▶ Given request:
Within the records that follow, find every line containing the string "name". Copy those lines.

▶ Entries shown:
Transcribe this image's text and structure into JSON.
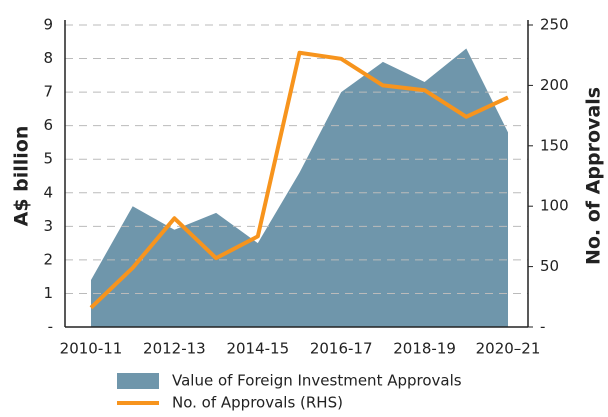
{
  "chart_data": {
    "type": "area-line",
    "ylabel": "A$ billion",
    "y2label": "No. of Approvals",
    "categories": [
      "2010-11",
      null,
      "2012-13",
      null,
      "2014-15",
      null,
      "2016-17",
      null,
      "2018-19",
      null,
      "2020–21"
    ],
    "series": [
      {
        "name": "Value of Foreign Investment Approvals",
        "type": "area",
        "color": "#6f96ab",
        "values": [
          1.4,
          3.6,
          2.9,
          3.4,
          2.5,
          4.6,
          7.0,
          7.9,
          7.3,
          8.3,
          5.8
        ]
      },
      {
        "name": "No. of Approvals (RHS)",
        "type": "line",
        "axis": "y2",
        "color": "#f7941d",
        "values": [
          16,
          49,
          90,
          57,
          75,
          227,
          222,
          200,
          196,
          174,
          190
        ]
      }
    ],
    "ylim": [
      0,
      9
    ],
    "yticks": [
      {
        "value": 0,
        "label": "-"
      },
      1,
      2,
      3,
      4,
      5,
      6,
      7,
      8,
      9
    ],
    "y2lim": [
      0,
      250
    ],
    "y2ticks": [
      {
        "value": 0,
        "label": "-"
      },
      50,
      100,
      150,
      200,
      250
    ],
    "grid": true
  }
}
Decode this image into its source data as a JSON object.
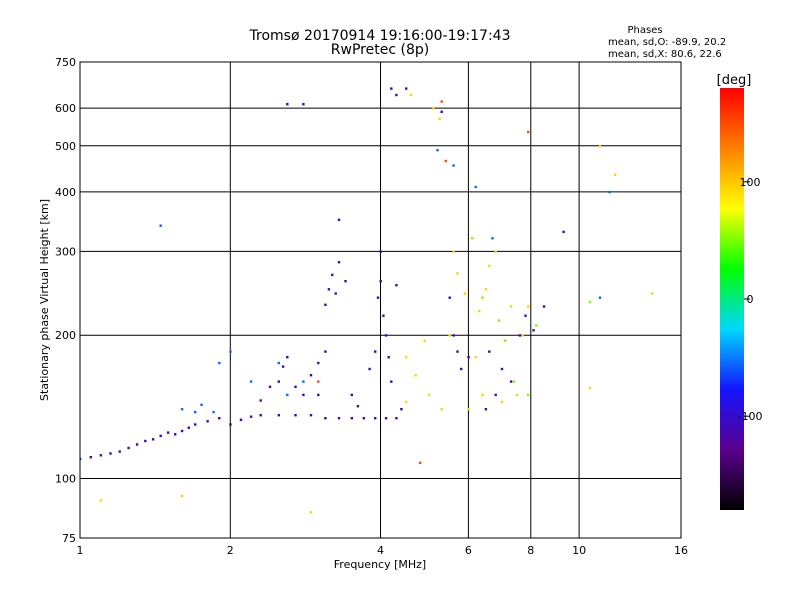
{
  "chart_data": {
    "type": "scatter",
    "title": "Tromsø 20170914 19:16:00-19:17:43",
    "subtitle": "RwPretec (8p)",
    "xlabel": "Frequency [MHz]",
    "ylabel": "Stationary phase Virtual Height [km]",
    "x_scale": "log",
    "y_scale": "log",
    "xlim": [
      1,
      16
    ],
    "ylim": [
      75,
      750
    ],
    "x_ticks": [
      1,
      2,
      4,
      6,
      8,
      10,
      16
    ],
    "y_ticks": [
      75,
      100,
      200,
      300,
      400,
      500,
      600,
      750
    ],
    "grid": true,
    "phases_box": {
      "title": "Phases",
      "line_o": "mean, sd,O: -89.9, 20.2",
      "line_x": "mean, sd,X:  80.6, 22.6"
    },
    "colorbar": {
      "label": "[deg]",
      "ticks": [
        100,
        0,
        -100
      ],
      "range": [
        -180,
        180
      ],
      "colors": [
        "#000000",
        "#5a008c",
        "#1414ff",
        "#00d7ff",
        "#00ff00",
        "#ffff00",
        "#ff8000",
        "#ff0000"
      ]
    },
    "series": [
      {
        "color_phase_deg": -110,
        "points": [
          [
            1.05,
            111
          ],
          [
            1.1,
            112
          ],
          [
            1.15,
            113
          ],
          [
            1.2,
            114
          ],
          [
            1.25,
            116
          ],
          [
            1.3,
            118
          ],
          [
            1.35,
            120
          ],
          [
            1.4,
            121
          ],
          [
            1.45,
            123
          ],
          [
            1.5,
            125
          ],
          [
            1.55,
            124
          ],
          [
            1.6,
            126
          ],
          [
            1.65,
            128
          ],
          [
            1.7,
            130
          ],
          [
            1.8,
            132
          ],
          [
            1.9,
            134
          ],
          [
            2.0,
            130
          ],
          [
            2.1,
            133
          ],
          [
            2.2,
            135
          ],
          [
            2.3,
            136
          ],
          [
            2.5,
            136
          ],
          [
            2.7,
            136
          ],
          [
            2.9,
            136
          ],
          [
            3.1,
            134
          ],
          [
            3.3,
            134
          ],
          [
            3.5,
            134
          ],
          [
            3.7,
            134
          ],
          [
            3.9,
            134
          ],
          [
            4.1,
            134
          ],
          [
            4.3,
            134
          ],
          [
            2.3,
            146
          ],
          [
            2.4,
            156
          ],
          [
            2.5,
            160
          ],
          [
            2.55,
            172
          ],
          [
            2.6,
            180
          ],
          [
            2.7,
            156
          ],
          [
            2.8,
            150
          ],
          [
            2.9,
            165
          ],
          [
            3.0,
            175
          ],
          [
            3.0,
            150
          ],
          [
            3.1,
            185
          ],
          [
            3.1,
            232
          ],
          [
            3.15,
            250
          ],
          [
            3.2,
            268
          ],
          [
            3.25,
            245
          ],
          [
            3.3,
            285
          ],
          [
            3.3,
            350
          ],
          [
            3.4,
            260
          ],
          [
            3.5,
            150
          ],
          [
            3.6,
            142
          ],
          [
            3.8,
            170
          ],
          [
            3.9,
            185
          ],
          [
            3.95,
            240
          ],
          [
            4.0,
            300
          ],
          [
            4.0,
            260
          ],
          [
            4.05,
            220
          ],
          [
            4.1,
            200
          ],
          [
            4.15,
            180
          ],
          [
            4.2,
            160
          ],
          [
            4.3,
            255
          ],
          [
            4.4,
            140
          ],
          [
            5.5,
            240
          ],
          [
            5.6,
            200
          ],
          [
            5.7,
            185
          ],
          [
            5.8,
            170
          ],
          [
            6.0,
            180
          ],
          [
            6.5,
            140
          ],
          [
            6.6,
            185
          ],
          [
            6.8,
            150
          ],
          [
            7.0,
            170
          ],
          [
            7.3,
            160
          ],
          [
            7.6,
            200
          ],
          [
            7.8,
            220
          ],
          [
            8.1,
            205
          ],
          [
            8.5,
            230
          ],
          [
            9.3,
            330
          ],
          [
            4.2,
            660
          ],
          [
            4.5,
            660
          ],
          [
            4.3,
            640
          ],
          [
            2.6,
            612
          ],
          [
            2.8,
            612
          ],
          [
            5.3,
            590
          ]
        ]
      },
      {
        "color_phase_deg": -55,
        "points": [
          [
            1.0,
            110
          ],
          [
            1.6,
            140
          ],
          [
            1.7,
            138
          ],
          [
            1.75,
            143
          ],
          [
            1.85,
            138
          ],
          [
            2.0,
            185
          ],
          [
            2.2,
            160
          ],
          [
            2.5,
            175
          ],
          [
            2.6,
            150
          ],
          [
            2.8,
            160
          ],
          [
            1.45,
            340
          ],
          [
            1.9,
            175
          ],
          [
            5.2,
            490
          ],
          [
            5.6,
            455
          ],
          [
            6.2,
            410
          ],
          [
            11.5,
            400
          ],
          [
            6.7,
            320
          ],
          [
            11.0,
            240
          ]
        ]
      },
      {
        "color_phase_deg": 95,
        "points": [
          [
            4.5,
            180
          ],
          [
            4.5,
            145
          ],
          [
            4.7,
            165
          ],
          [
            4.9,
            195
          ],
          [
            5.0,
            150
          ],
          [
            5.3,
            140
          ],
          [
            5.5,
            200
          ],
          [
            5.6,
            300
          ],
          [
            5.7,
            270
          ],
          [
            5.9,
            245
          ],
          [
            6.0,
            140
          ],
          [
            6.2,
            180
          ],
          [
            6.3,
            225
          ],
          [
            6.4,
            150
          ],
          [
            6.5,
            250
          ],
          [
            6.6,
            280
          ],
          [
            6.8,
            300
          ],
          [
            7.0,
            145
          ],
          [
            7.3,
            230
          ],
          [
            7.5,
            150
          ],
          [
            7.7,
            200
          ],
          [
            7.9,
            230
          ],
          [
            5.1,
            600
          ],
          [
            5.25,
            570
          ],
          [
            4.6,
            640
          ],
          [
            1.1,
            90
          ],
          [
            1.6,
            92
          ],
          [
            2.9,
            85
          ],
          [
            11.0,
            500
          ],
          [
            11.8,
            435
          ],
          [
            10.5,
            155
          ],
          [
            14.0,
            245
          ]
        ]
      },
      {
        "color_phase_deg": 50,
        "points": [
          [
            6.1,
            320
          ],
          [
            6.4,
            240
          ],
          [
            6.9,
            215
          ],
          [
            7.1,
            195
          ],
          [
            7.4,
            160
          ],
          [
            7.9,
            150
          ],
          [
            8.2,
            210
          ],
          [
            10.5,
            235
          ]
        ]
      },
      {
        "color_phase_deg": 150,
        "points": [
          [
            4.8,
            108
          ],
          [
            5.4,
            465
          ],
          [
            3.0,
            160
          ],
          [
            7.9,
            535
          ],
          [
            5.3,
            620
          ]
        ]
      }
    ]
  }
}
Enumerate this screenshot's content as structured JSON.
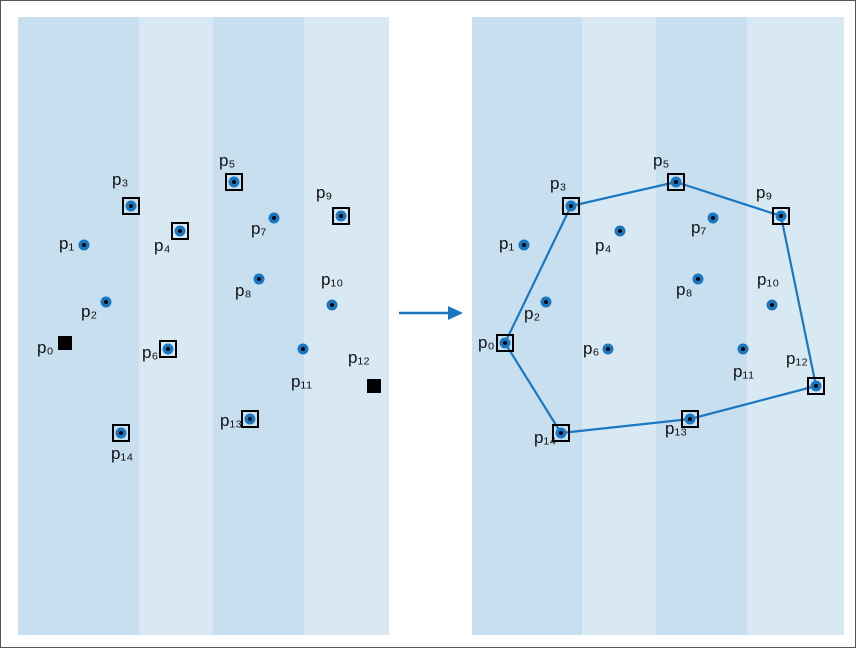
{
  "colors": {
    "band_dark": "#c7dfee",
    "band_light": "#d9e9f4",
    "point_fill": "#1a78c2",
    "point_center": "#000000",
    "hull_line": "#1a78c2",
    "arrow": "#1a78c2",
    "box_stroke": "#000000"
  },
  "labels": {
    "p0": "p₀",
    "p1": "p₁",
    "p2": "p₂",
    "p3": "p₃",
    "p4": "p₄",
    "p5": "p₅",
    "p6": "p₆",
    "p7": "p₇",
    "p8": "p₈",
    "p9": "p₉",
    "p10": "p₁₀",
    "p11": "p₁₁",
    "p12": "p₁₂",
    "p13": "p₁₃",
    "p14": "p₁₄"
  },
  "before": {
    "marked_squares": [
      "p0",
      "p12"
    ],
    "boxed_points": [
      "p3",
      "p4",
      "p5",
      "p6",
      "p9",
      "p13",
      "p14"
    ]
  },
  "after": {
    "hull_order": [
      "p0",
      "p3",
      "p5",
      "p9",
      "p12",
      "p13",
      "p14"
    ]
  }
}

▶ Completed exercise:
        "name": "Value of Foreign Investment Approvals",
        "name": "No. of Approvals (RHS)",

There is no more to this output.